# WORK REQUIRED
Present the following data again exactly as it is shown.

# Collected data
— Start —

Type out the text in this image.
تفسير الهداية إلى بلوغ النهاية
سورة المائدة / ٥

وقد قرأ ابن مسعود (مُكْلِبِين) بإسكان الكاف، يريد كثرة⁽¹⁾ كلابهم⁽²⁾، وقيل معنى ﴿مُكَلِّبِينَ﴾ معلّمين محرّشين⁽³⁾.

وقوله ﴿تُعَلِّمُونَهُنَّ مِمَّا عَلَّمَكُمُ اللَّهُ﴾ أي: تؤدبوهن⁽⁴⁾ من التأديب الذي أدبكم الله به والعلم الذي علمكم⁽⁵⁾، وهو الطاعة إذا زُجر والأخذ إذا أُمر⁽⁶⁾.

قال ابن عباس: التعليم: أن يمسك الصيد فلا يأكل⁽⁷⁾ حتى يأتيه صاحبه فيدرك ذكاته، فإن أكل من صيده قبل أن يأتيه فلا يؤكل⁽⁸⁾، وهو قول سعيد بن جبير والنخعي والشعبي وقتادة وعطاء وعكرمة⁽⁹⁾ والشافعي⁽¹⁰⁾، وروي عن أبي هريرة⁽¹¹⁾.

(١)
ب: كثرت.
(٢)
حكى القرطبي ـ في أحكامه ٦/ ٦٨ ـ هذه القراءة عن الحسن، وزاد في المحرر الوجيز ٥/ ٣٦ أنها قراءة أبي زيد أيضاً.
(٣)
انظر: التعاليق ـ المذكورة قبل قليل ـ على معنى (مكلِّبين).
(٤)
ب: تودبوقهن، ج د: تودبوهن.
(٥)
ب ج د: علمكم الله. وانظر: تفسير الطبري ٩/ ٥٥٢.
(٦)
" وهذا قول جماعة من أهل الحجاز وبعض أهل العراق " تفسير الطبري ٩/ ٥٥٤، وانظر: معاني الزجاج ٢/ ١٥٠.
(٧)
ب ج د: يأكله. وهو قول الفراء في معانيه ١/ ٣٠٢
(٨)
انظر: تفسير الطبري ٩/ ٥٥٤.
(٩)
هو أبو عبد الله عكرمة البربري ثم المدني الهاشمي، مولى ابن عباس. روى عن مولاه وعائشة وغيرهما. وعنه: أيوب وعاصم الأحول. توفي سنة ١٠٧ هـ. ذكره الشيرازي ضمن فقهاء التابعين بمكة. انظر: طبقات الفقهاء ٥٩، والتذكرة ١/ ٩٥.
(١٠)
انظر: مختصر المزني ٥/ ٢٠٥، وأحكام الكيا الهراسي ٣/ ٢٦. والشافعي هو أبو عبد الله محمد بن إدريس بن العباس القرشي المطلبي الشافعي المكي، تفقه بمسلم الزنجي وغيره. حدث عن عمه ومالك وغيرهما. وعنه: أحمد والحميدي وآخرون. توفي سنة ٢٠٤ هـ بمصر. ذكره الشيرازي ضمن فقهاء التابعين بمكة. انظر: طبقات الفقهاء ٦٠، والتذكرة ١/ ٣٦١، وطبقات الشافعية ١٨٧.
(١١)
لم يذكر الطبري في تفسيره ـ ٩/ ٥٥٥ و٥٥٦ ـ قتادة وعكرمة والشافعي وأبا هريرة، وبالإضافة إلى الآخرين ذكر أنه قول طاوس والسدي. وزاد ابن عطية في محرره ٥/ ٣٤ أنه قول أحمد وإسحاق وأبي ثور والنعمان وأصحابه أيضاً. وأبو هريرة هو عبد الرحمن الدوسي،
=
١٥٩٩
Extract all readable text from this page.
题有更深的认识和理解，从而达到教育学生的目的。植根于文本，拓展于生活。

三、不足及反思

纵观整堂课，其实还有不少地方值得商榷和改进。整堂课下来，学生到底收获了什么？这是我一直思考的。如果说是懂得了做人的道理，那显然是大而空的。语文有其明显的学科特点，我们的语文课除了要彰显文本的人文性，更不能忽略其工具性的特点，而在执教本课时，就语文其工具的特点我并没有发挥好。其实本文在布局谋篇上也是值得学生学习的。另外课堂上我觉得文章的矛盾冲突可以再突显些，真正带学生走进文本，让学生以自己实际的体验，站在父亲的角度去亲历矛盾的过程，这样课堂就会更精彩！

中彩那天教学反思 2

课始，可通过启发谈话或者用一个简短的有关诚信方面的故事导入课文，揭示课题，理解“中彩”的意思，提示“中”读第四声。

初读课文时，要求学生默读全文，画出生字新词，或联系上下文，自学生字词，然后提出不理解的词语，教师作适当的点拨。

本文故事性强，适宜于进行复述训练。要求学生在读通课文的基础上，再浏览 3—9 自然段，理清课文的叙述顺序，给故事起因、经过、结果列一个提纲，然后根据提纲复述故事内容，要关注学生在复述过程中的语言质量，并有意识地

— End —

# COMPLETE RESPONSE
Type out the text in this image.
تفسير الهداية إلى بلوغ النهاية
سورة المائدة / ٥

وقد قرأ ابن مسعود (مُكْلِبِين) بإسكان الكاف، يريد كثرة⁽¹⁾ كلابهم⁽²⁾، وقيل معنى ﴿مُكَلِّبِينَ﴾ معلّمين محرّشين⁽³⁾.

وقوله ﴿تُعَلِّمُونَهُنَّ مِمَّا عَلَّمَكُمُ اللَّهُ﴾ أي: تؤدبوهن⁽⁴⁾ من التأديب الذي أدبكم الله به والعلم الذي علمكم⁽⁵⁾، وهو الطاعة إذا زُجر والأخذ إذا أُمر⁽⁶⁾.

قال ابن عباس: التعليم: أن يمسك الصيد فلا يأكل⁽⁷⁾ حتى يأتيه صاحبه فيدرك ذكاته، فإن أكل من صيده قبل أن يأتيه فلا يؤكل⁽⁸⁾، وهو قول سعيد بن جبير والنخعي والشعبي وقتادة وعطاء وعكرمة⁽⁹⁾ والشافعي⁽¹⁰⁾، وروي عن أبي هريرة⁽¹¹⁾.

(١)
ب: كثرت.
(٢)
حكى القرطبي ـ في أحكامه ٦/ ٦٨ ـ هذه القراءة عن الحسن، وزاد في المحرر الوجيز ٥/ ٣٦ أنها قراءة أبي زيد أيضاً.
(٣)
انظر: التعاليق ـ المذكورة قبل قليل ـ على معنى (مكلِّبين).
(٤)
ب: تودبوقهن، ج د: تودبوهن.
(٥)
ب ج د: علمكم الله. وانظر: تفسير الطبري ٩/ ٥٥٢.
(٦)
" وهذا قول جماعة من أهل الحجاز وبعض أهل العراق " تفسير الطبري ٩/ ٥٥٤، وانظر: معاني الزجاج ٢/ ١٥٠.
(٧)
ب ج د: يأكله. وهو قول الفراء في معانيه ١/ ٣٠٢
(٨)
انظر: تفسير الطبري ٩/ ٥٥٤.
(٩)
هو أبو عبد الله عكرمة البربري ثم المدني الهاشمي، مولى ابن عباس. روى عن مولاه وعائشة وغيرهما. وعنه: أيوب وعاصم الأحول. توفي سنة ١٠٧ هـ. ذكره الشيرازي ضمن فقهاء التابعين بمكة. انظر: طبقات الفقهاء ٥٩، والتذكرة ١/ ٩٥.
(١٠)
انظر: مختصر المزني ٥/ ٢٠٥، وأحكام الكيا الهراسي ٣/ ٢٦. والشافعي هو أبو عبد الله محمد بن إدريس بن العباس القرشي المطلبي الشافعي المكي، تفقه بمسلم الزنجي وغيره. حدث عن عمه ومالك وغيرهما. وعنه: أحمد والحميدي وآخرون. توفي سنة ٢٠٤ هـ بمصر. ذكره الشيرازي ضمن فقهاء التابعين بمكة. انظر: طبقات الفقهاء ٦٠، والتذكرة ١/ ٣٦١، وطبقات الشافعية ١٨٧.
(١١)
لم يذكر الطبري في تفسيره ـ ٩/ ٥٥٥ و٥٥٦ ـ قتادة وعكرمة والشافعي وأبا هريرة، وبالإضافة إلى الآخرين ذكر أنه قول طاوس والسدي. وزاد ابن عطية في محرره ٥/ ٣٤ أنه قول أحمد وإسحاق وأبي ثور والنعمان وأصحابه أيضاً. وأبو هريرة هو عبد الرحمن الدوسي،
=
١٥٩٩
Extract all readable text from this page.
题有更深的认识和理解，从而达到教育学生的目的。植根于文本，拓展于生活。

三、不足及反思

纵观整堂课，其实还有不少地方值得商榷和改进。整堂课下来，学生到底收获了什么？这是我一直思考的。如果说是懂得了做人的道理，那显然是大而空的。语文有其明显的学科特点，我们的语文课除了要彰显文本的人文性，更不能忽略其工具性的特点，而在执教本课时，就语文其工具的特点我并没有发挥好。其实本文在布局谋篇上也是值得学生学习的。另外课堂上我觉得文章的矛盾冲突可以再突显些，真正带学生走进文本，让学生以自己实际的体验，站在父亲的角度去亲历矛盾的过程，这样课堂就会更精彩！

中彩那天教学反思 2

课始，可通过启发谈话或者用一个简短的有关诚信方面的故事导入课文，揭示课题，理解“中彩”的意思，提示“中”读第四声。

初读课文时，要求学生默读全文，画出生字新词，或联系上下文，自学生字词，然后提出不理解的词语，教师作适当的点拨。

本文故事性强，适宜于进行复述训练。要求学生在读通课文的基础上，再浏览 3—9 自然段，理清课文的叙述顺序，给故事起因、经过、结果列一个提纲，然后根据提纲复述故事内容，要关注学生在复述过程中的语言质量，并有意识地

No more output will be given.